Stored entries
Start
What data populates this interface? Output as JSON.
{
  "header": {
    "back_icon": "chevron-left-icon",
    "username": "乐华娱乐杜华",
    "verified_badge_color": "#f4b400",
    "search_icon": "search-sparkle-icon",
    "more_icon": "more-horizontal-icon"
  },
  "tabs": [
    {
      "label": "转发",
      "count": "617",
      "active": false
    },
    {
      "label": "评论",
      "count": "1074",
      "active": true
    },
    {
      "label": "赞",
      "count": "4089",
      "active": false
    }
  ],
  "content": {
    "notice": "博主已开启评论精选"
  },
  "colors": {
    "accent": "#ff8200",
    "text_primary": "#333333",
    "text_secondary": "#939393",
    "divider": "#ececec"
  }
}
End
Start
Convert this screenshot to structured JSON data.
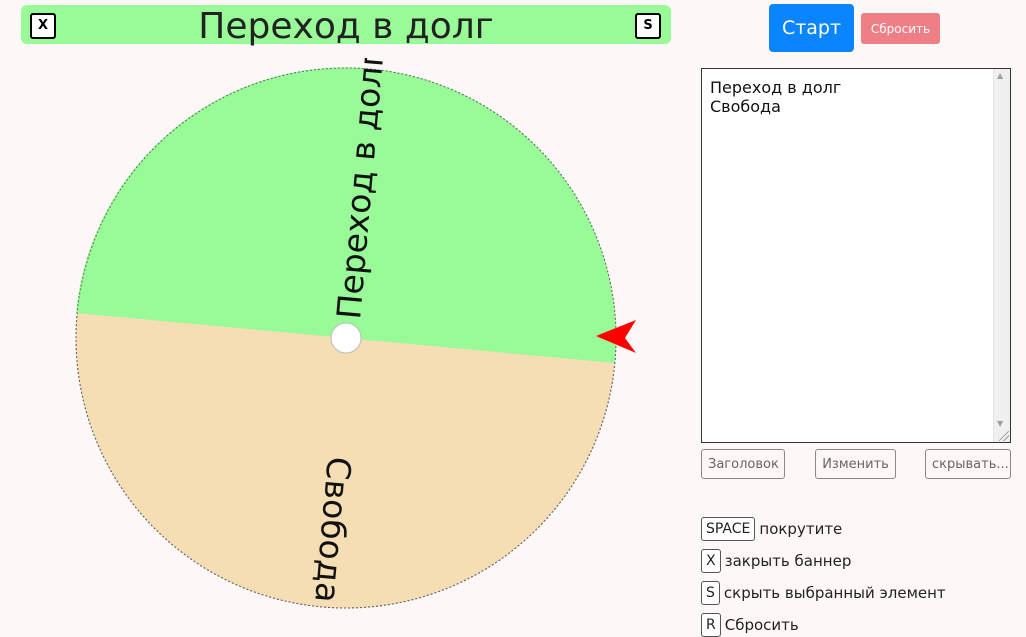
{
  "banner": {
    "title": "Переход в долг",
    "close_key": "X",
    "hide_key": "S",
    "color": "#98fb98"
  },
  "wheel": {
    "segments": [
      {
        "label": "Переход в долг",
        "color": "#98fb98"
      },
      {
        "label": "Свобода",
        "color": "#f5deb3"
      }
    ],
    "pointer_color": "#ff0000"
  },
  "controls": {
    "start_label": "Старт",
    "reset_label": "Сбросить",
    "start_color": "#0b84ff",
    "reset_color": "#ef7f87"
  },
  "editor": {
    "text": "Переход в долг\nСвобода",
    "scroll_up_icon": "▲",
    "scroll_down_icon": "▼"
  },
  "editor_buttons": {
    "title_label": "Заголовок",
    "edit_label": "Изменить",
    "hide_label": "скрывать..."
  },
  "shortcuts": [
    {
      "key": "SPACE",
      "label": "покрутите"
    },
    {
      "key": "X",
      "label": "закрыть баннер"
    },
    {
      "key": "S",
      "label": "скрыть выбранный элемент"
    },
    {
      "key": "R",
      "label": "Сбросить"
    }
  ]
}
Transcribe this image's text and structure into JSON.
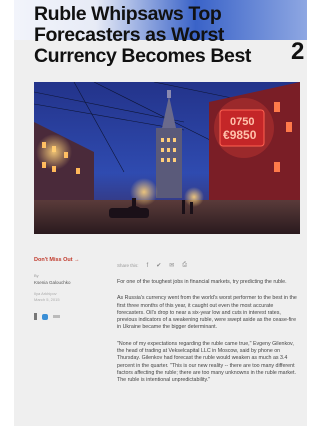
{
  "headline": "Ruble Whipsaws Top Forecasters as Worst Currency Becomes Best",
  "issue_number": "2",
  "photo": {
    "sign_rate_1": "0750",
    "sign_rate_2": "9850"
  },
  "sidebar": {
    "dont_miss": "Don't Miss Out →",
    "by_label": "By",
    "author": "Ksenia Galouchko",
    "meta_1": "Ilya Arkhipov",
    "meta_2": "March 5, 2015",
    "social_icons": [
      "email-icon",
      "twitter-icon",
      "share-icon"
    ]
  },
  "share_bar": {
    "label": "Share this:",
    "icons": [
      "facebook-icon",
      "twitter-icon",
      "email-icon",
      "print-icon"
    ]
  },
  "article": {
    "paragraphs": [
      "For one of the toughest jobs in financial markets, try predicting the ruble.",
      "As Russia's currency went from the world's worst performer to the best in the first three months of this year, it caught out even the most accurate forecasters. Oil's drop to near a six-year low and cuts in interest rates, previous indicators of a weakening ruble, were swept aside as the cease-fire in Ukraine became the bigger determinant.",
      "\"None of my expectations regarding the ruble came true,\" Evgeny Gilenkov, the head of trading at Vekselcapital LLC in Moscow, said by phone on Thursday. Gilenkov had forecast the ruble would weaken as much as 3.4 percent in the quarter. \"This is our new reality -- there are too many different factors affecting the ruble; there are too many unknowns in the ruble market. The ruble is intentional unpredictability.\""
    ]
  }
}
End
Start
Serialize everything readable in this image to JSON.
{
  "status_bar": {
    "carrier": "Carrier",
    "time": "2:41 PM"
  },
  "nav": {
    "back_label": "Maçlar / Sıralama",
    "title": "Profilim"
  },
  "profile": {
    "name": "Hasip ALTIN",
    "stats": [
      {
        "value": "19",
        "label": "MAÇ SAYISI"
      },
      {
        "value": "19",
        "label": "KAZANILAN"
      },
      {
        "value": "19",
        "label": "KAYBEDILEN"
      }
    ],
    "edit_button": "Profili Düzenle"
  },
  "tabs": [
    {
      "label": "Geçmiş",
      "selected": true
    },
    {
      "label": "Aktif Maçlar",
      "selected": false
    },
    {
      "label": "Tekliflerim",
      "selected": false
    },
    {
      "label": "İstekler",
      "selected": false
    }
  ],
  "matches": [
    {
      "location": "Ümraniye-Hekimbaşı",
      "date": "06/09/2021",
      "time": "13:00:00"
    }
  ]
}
End
• _Problem to solve_
Write out every line from the entries where "Сбросить" appears.

• _Result of this task_
    "reset_label": "Сбросить",
      "label": "Сбросить"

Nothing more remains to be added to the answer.